» **Records provided**:
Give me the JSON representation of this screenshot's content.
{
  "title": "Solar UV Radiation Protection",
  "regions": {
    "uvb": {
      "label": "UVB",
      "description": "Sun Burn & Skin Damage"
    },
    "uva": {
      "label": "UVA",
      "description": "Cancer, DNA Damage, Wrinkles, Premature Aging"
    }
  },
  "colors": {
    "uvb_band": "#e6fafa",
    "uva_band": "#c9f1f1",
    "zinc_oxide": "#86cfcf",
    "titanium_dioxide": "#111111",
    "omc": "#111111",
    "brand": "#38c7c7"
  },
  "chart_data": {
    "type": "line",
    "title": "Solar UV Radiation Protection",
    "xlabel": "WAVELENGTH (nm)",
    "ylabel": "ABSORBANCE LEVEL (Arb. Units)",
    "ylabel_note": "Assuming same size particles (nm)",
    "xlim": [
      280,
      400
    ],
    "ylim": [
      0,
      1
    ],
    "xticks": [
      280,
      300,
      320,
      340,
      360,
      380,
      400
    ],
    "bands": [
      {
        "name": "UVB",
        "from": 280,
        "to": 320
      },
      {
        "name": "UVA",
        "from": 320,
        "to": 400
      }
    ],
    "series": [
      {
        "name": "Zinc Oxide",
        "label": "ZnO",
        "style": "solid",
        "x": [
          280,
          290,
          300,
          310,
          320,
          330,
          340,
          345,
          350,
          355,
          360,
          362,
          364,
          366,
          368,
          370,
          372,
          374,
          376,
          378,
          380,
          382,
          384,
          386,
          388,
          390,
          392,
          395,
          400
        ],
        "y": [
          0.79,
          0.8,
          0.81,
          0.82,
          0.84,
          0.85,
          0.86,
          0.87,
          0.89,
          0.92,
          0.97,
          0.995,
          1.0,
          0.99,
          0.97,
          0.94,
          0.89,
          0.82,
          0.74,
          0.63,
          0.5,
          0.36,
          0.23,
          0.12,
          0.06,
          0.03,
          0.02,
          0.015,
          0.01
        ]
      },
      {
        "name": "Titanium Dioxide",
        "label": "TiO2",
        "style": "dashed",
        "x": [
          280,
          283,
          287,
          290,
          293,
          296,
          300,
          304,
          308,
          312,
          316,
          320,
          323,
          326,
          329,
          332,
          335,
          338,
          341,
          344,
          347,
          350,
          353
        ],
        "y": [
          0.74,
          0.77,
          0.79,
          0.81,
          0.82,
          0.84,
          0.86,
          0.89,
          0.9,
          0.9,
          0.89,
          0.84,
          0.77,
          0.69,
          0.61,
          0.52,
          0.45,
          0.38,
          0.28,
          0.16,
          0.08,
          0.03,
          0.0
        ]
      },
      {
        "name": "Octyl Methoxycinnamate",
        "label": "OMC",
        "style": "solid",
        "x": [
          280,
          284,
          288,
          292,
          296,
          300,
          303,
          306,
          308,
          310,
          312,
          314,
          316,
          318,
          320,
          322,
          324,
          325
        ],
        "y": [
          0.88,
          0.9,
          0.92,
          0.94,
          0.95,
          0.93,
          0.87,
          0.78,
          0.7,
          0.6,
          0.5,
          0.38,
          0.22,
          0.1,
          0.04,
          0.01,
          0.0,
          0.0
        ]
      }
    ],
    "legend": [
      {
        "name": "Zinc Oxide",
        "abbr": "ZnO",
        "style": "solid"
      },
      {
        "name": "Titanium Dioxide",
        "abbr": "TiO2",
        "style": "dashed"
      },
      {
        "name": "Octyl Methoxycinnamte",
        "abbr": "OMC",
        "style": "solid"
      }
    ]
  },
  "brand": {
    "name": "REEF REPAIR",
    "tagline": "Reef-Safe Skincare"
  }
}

» **Short problem**: The full set of records should be duplicated exactly.

» **Response**:
Give me the JSON representation of this screenshot's content.
{
  "title": "Solar UV Radiation Protection",
  "regions": {
    "uvb": {
      "label": "UVB",
      "description": "Sun Burn & Skin Damage"
    },
    "uva": {
      "label": "UVA",
      "description": "Cancer, DNA Damage, Wrinkles, Premature Aging"
    }
  },
  "colors": {
    "uvb_band": "#e6fafa",
    "uva_band": "#c9f1f1",
    "zinc_oxide": "#86cfcf",
    "titanium_dioxide": "#111111",
    "omc": "#111111",
    "brand": "#38c7c7"
  },
  "chart_data": {
    "type": "line",
    "title": "Solar UV Radiation Protection",
    "xlabel": "WAVELENGTH (nm)",
    "ylabel": "ABSORBANCE LEVEL (Arb. Units)",
    "ylabel_note": "Assuming same size particles (nm)",
    "xlim": [
      280,
      400
    ],
    "ylim": [
      0,
      1
    ],
    "xticks": [
      280,
      300,
      320,
      340,
      360,
      380,
      400
    ],
    "bands": [
      {
        "name": "UVB",
        "from": 280,
        "to": 320
      },
      {
        "name": "UVA",
        "from": 320,
        "to": 400
      }
    ],
    "series": [
      {
        "name": "Zinc Oxide",
        "label": "ZnO",
        "style": "solid",
        "x": [
          280,
          290,
          300,
          310,
          320,
          330,
          340,
          345,
          350,
          355,
          360,
          362,
          364,
          366,
          368,
          370,
          372,
          374,
          376,
          378,
          380,
          382,
          384,
          386,
          388,
          390,
          392,
          395,
          400
        ],
        "y": [
          0.79,
          0.8,
          0.81,
          0.82,
          0.84,
          0.85,
          0.86,
          0.87,
          0.89,
          0.92,
          0.97,
          0.995,
          1.0,
          0.99,
          0.97,
          0.94,
          0.89,
          0.82,
          0.74,
          0.63,
          0.5,
          0.36,
          0.23,
          0.12,
          0.06,
          0.03,
          0.02,
          0.015,
          0.01
        ]
      },
      {
        "name": "Titanium Dioxide",
        "label": "TiO2",
        "style": "dashed",
        "x": [
          280,
          283,
          287,
          290,
          293,
          296,
          300,
          304,
          308,
          312,
          316,
          320,
          323,
          326,
          329,
          332,
          335,
          338,
          341,
          344,
          347,
          350,
          353
        ],
        "y": [
          0.74,
          0.77,
          0.79,
          0.81,
          0.82,
          0.84,
          0.86,
          0.89,
          0.9,
          0.9,
          0.89,
          0.84,
          0.77,
          0.69,
          0.61,
          0.52,
          0.45,
          0.38,
          0.28,
          0.16,
          0.08,
          0.03,
          0.0
        ]
      },
      {
        "name": "Octyl Methoxycinnamate",
        "label": "OMC",
        "style": "solid",
        "x": [
          280,
          284,
          288,
          292,
          296,
          300,
          303,
          306,
          308,
          310,
          312,
          314,
          316,
          318,
          320,
          322,
          324,
          325
        ],
        "y": [
          0.88,
          0.9,
          0.92,
          0.94,
          0.95,
          0.93,
          0.87,
          0.78,
          0.7,
          0.6,
          0.5,
          0.38,
          0.22,
          0.1,
          0.04,
          0.01,
          0.0,
          0.0
        ]
      }
    ],
    "legend": [
      {
        "name": "Zinc Oxide",
        "abbr": "ZnO",
        "style": "solid"
      },
      {
        "name": "Titanium Dioxide",
        "abbr": "TiO2",
        "style": "dashed"
      },
      {
        "name": "Octyl Methoxycinnamte",
        "abbr": "OMC",
        "style": "solid"
      }
    ]
  },
  "brand": {
    "name": "REEF REPAIR",
    "tagline": "Reef-Safe Skincare"
  }
}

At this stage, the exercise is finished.